### INSTRUCTIONS FOR THE TASK
Copy every line of the records below that holds the word "xlabel".

--- START OF RECORDS TO USE ---

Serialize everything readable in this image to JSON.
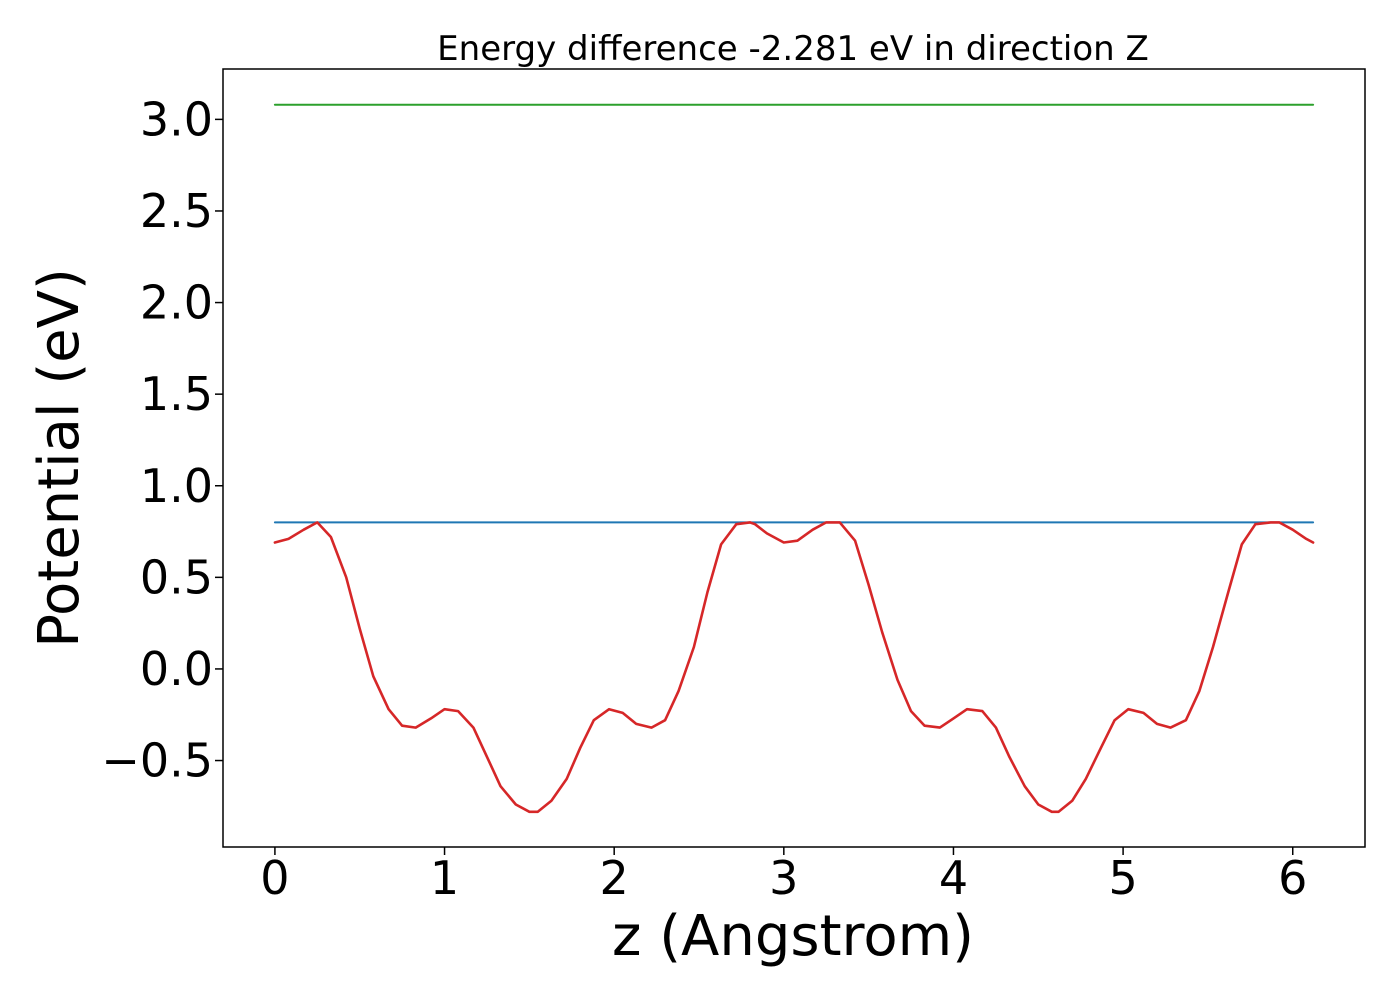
{
  "chart_data": {
    "type": "line",
    "title": "Energy difference -2.281 eV in direction Z",
    "xlabel": "z (Angstrom)",
    "ylabel": "Potential (eV)",
    "xlim": [
      -0.306,
      6.426
    ],
    "ylim": [
      -0.972,
      3.275
    ],
    "xticks": [
      0,
      1,
      2,
      3,
      4,
      5,
      6
    ],
    "xtick_labels": [
      "0",
      "1",
      "2",
      "3",
      "4",
      "5",
      "6"
    ],
    "yticks": [
      -0.5,
      0.0,
      0.5,
      1.0,
      1.5,
      2.0,
      2.5,
      3.0
    ],
    "ytick_labels": [
      "−0.5",
      "0.0",
      "0.5",
      "1.0",
      "1.5",
      "2.0",
      "2.5",
      "3.0"
    ],
    "grid": false,
    "legend": "none",
    "series": [
      {
        "color": "#2ca02c",
        "x": [
          0.0,
          6.12
        ],
        "y": [
          3.08,
          3.08
        ]
      },
      {
        "color": "#1f77b4",
        "x": [
          0.0,
          6.12
        ],
        "y": [
          0.8,
          0.8
        ]
      },
      {
        "color": "#d62728",
        "x": [
          0.0,
          0.08,
          0.17,
          0.25,
          0.33,
          0.42,
          0.5,
          0.58,
          0.67,
          0.75,
          0.83,
          0.92,
          1.0,
          1.08,
          1.17,
          1.25,
          1.33,
          1.42,
          1.5,
          1.55,
          1.63,
          1.72,
          1.8,
          1.88,
          1.97,
          2.05,
          2.13,
          2.22,
          2.3,
          2.38,
          2.47,
          2.55,
          2.63,
          2.72,
          2.8,
          2.83,
          2.9,
          3.0,
          3.08,
          3.17,
          3.25,
          3.33,
          3.42,
          3.5,
          3.58,
          3.67,
          3.75,
          3.83,
          3.92,
          4.0,
          4.08,
          4.17,
          4.25,
          4.33,
          4.42,
          4.5,
          4.58,
          4.62,
          4.7,
          4.78,
          4.87,
          4.95,
          5.03,
          5.12,
          5.2,
          5.28,
          5.37,
          5.45,
          5.53,
          5.62,
          5.7,
          5.78,
          5.87,
          5.92,
          6.0,
          6.08,
          6.12
        ],
        "y": [
          0.69,
          0.71,
          0.76,
          0.8,
          0.72,
          0.5,
          0.22,
          -0.04,
          -0.22,
          -0.31,
          -0.32,
          -0.27,
          -0.22,
          -0.23,
          -0.32,
          -0.48,
          -0.64,
          -0.74,
          -0.78,
          -0.78,
          -0.72,
          -0.6,
          -0.43,
          -0.28,
          -0.22,
          -0.24,
          -0.3,
          -0.32,
          -0.28,
          -0.12,
          0.12,
          0.42,
          0.68,
          0.79,
          0.8,
          0.79,
          0.74,
          0.69,
          0.7,
          0.76,
          0.8,
          0.8,
          0.7,
          0.46,
          0.2,
          -0.06,
          -0.23,
          -0.31,
          -0.32,
          -0.27,
          -0.22,
          -0.23,
          -0.32,
          -0.48,
          -0.64,
          -0.74,
          -0.78,
          -0.78,
          -0.72,
          -0.6,
          -0.43,
          -0.28,
          -0.22,
          -0.24,
          -0.3,
          -0.32,
          -0.28,
          -0.12,
          0.12,
          0.42,
          0.68,
          0.79,
          0.8,
          0.8,
          0.76,
          0.71,
          0.69
        ]
      }
    ]
  }
}
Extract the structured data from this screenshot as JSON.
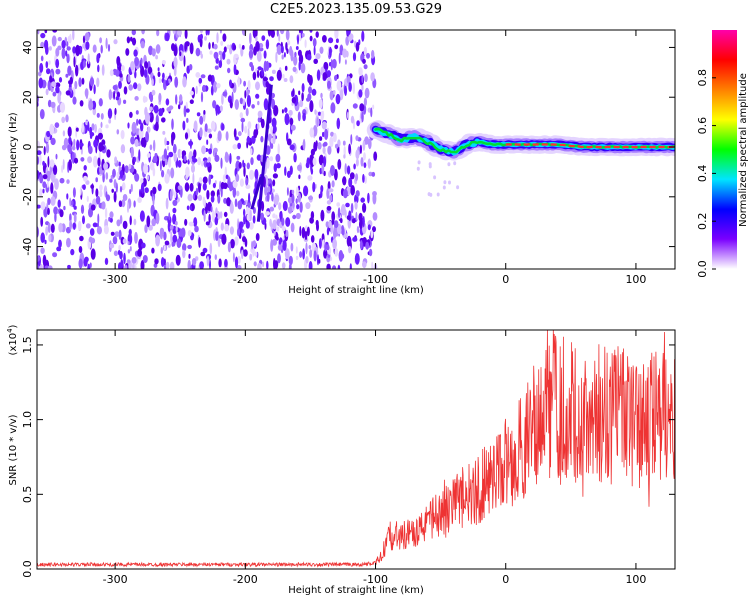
{
  "figure": {
    "title": "C2E5.2023.135.09.53.G29"
  },
  "chart_data": [
    {
      "type": "heatmap",
      "title": "C2E5.2023.135.09.53.G29",
      "xlabel": "Height of straight line (km)",
      "ylabel": "Frequency (Hz)",
      "xlim": [
        -360,
        130
      ],
      "ylim": [
        -49,
        47
      ],
      "xticks": [
        -300,
        -200,
        -100,
        0,
        100
      ],
      "yticks": [
        -40,
        -20,
        0,
        20,
        40
      ],
      "noise_region_x": [
        -360,
        -100
      ],
      "signal_track": {
        "x": [
          -100,
          -90,
          -80,
          -70,
          -60,
          -50,
          -40,
          -30,
          -20,
          -10,
          0,
          20,
          40,
          60,
          80,
          100,
          130
        ],
        "y": [
          7,
          5,
          3,
          4,
          2,
          -1,
          -2,
          1,
          2,
          1,
          1,
          1,
          1,
          0,
          0,
          0,
          0
        ]
      },
      "colorbar": {
        "label": "Normalized spectral amplitude",
        "range": [
          0,
          1
        ],
        "ticks": [
          0.0,
          0.2,
          0.4,
          0.6,
          0.8
        ],
        "tick_labels": [
          "0.0",
          "0.2",
          "0.4",
          "0.6",
          "0.8"
        ],
        "colormap": [
          "#ffffff",
          "#7a00ff",
          "#0000ff",
          "#00e5ff",
          "#00ff00",
          "#ffff00",
          "#ff8000",
          "#ff0000",
          "#ff00aa"
        ]
      }
    },
    {
      "type": "line",
      "xlabel": "Height of straight line (km)",
      "ylabel": "SNR (10 * v/v)",
      "y_multiplier": "(x10",
      "y_multiplier_exp": "4",
      "xlim": [
        -360,
        130
      ],
      "ylim": [
        0,
        1.6
      ],
      "xticks": [
        -300,
        -200,
        -100,
        0,
        100
      ],
      "yticks": [
        0.0,
        0.5,
        1.0,
        1.5
      ],
      "ytick_labels": [
        "0.0",
        "0.5",
        "1.0",
        "1.5"
      ],
      "series": [
        {
          "color": "#ee3333",
          "x": [
            -360,
            -300,
            -200,
            -110,
            -100,
            -95,
            -90,
            -80,
            -70,
            -60,
            -50,
            -40,
            -30,
            -20,
            -10,
            0,
            10,
            20,
            25,
            30,
            40,
            50,
            60,
            70,
            80,
            90,
            100,
            110,
            120,
            130
          ],
          "y": [
            0.03,
            0.03,
            0.03,
            0.03,
            0.04,
            0.1,
            0.2,
            0.22,
            0.25,
            0.3,
            0.4,
            0.45,
            0.48,
            0.55,
            0.6,
            0.7,
            0.8,
            0.9,
            1.0,
            1.2,
            1.1,
            1.05,
            1.0,
            1.05,
            1.0,
            1.05,
            0.95,
            1.0,
            1.05,
            1.0
          ]
        }
      ]
    }
  ]
}
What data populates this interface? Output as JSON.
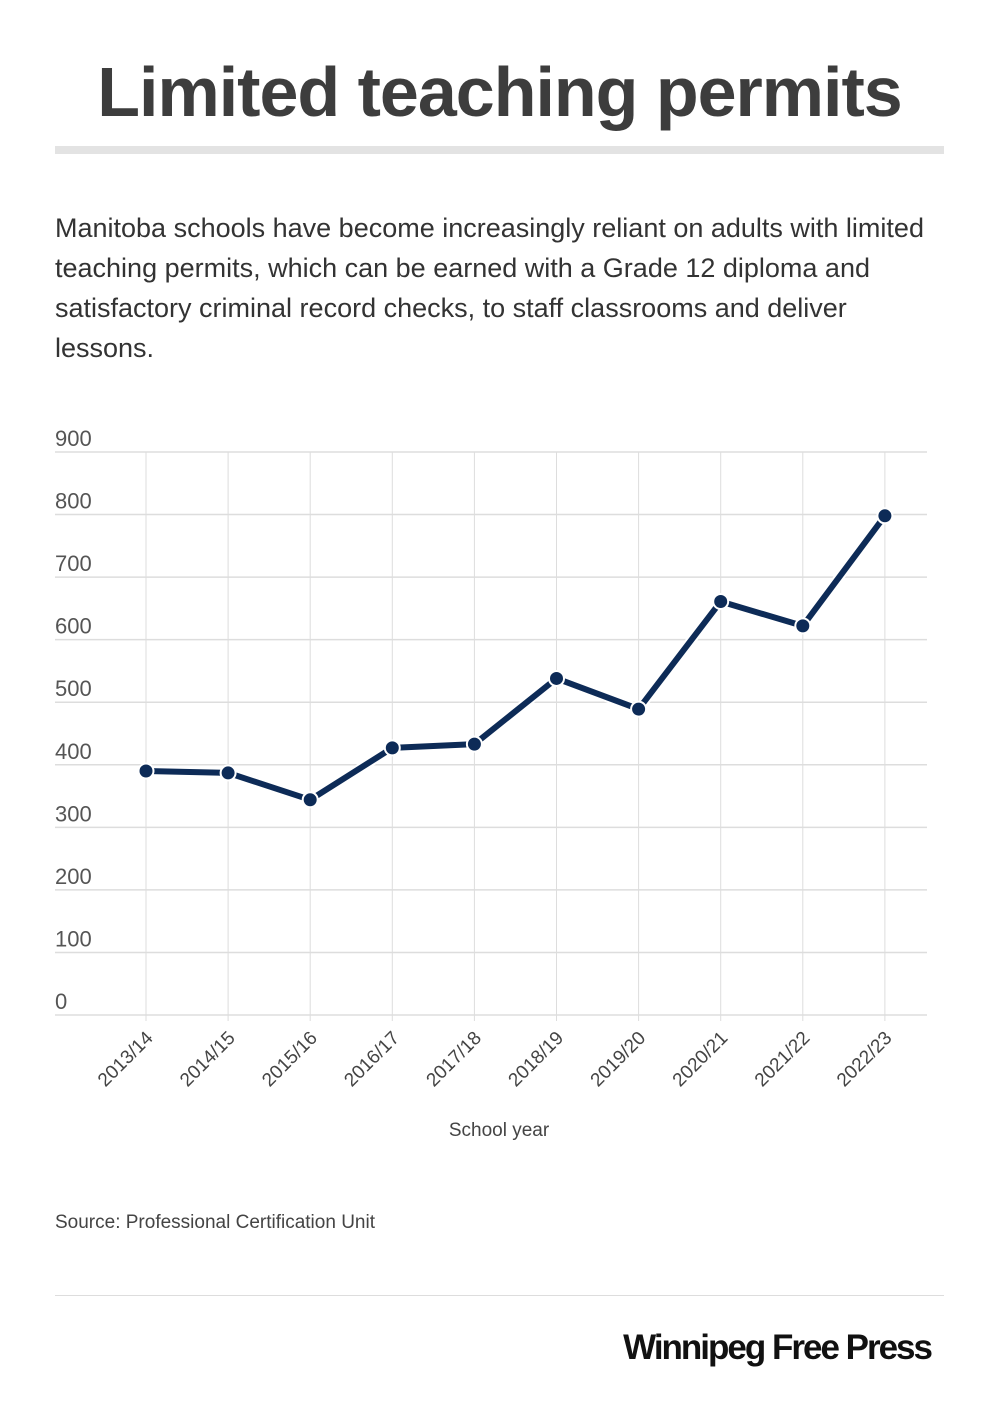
{
  "title": "Limited teaching permits",
  "subtitle": "Manitoba schools have become increasingly reliant on adults with limited teaching permits, which can be earned with a Grade 12 diploma and satisfactory criminal record checks, to staff classrooms and deliver lessons.",
  "source": "Source: Professional Certification Unit",
  "logo": "Winnipeg Free Press",
  "colors": {
    "line": "#0d2b57",
    "grid": "#dddddd"
  },
  "chart_data": {
    "type": "line",
    "title": "Limited teaching permits",
    "xlabel": "School year",
    "ylabel": "",
    "categories": [
      "2013/14",
      "2014/15",
      "2015/16",
      "2016/17",
      "2017/18",
      "2018/19",
      "2019/20",
      "2020/21",
      "2021/22",
      "2022/23"
    ],
    "values": [
      390,
      387,
      344,
      427,
      433,
      538,
      489,
      661,
      622,
      798
    ],
    "ylim": [
      0,
      900
    ],
    "yticks": [
      0,
      100,
      200,
      300,
      400,
      500,
      600,
      700,
      800,
      900
    ],
    "grid": true,
    "legend": "none"
  }
}
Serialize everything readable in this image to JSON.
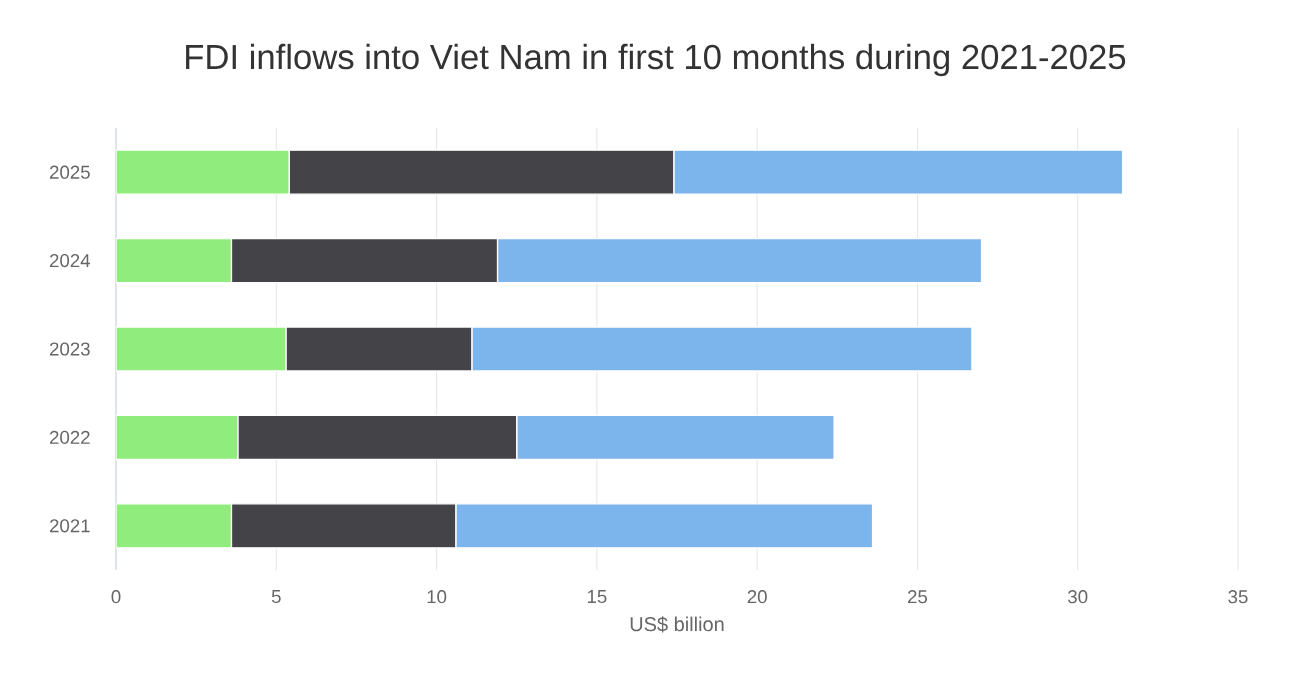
{
  "chart_data": {
    "type": "bar",
    "title": "FDI inflows into Viet Nam in first 10 months during 2021-2025",
    "xlabel": "US$ billion",
    "orientation": "horizontal",
    "stacked": true,
    "grid": "x",
    "categories": [
      "2025",
      "2024",
      "2023",
      "2022",
      "2021"
    ],
    "series": [
      {
        "color": "#90ed7d",
        "values": [
          5.4,
          3.6,
          5.3,
          3.8,
          3.6
        ]
      },
      {
        "color": "#434348",
        "values": [
          12.0,
          8.3,
          5.8,
          8.7,
          7.0
        ]
      },
      {
        "color": "#7cb5ec",
        "values": [
          14.0,
          15.1,
          15.6,
          9.9,
          13.0
        ]
      }
    ],
    "xlim": [
      0,
      35
    ],
    "xticks": [
      0,
      5,
      10,
      15,
      20,
      25,
      30,
      35
    ]
  }
}
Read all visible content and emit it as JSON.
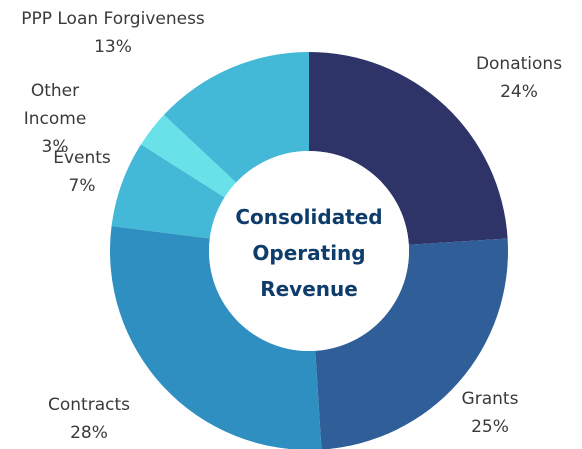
{
  "chart_data": {
    "type": "donut",
    "title": "Consolidated Operating Revenue",
    "categories": [
      "Donations",
      "Grants",
      "Contracts",
      "Events",
      "Other Income",
      "PPP Loan Forgiveness"
    ],
    "values": [
      24,
      25,
      28,
      7,
      3,
      13
    ],
    "value_labels": [
      "24%",
      "25%",
      "28%",
      "7%",
      "3%",
      "13%"
    ],
    "colors": [
      "#2f3468",
      "#2f5e98",
      "#2f8fc1",
      "#43b8d7",
      "#68e1e9",
      "#43b8d7"
    ]
  }
}
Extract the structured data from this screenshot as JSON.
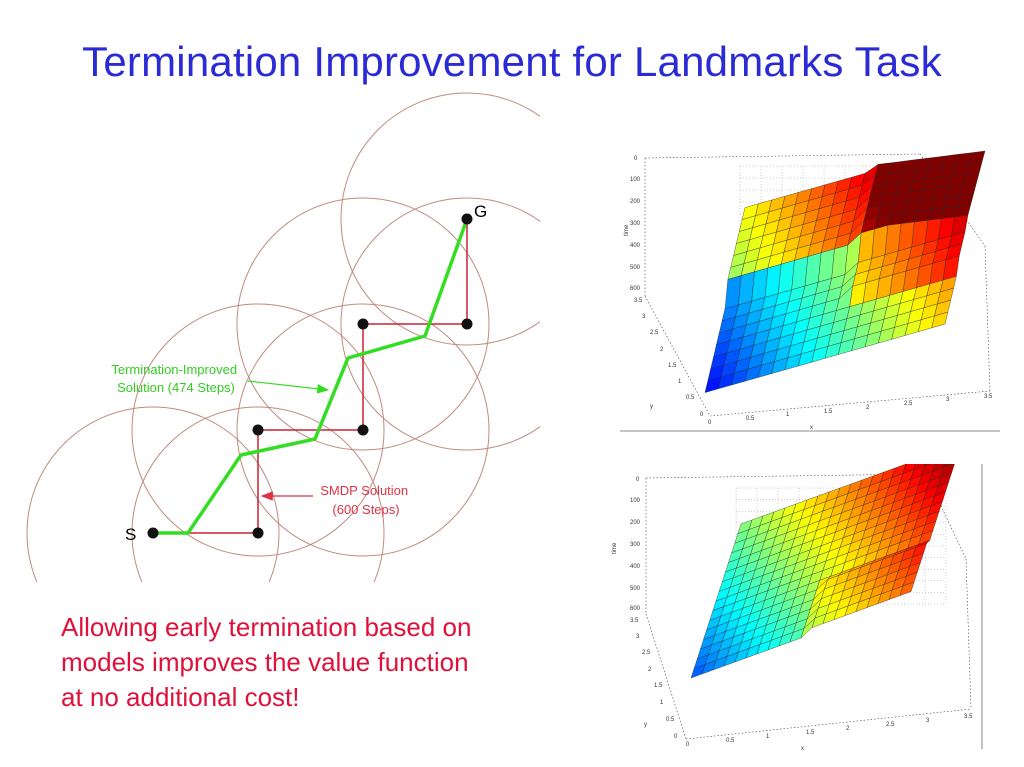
{
  "title": "Termination Improvement for Landmarks Task",
  "caption": {
    "lines": [
      "Allowing early termination based on",
      "models improves the value function",
      "at no additional cost!"
    ]
  },
  "diagram": {
    "start_label": "S",
    "goal_label": "G",
    "improved_label": [
      "Termination-Improved",
      "Solution (474 Steps)"
    ],
    "smdp_label": [
      "SMDP Solution",
      "(600 Steps)"
    ]
  },
  "colors": {
    "title": "#2b2bd6",
    "caption": "#e0103a",
    "improved_path": "#33dd22",
    "smdp_path": "#cc2233",
    "circles": "#c08a80"
  },
  "plot_top": {
    "ylabel": "time",
    "x_label": "x",
    "y_label": "y",
    "time_ticks": [
      "0",
      "100",
      "200",
      "300",
      "400",
      "500",
      "600"
    ],
    "x_ticks": [
      "0",
      "0.5",
      "1",
      "1.5",
      "2",
      "2.5",
      "3",
      "3.5"
    ],
    "y_ticks": [
      "3.5",
      "3",
      "2.5",
      "2",
      "1.5",
      "1",
      "0.5",
      "0"
    ]
  },
  "plot_bottom": {
    "ylabel": "time",
    "x_label": "x",
    "y_label": "y",
    "time_ticks": [
      "0",
      "100",
      "200",
      "300",
      "400",
      "500",
      "600"
    ],
    "x_ticks": [
      "0",
      "0.5",
      "1",
      "1.5",
      "2",
      "2.5",
      "3",
      "3.5"
    ],
    "y_ticks": [
      "3.5",
      "3",
      "2.5",
      "2",
      "1.5",
      "1",
      "0.5",
      "0"
    ]
  }
}
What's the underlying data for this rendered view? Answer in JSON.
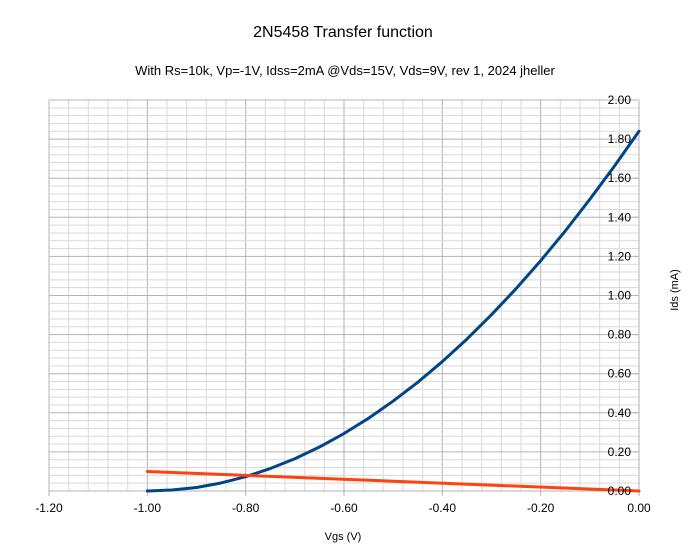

--- END OF RECORDS TO USE ---

### SOLUTION TO THE PROBLEM
    "xlabel": "z (Angstrom)",
      "xlabel": "Height of straight line (km)",
      "xlabel": "Height of straight line (km)",
    "xlabel": "School year",
    "xlabel": "US$ billion",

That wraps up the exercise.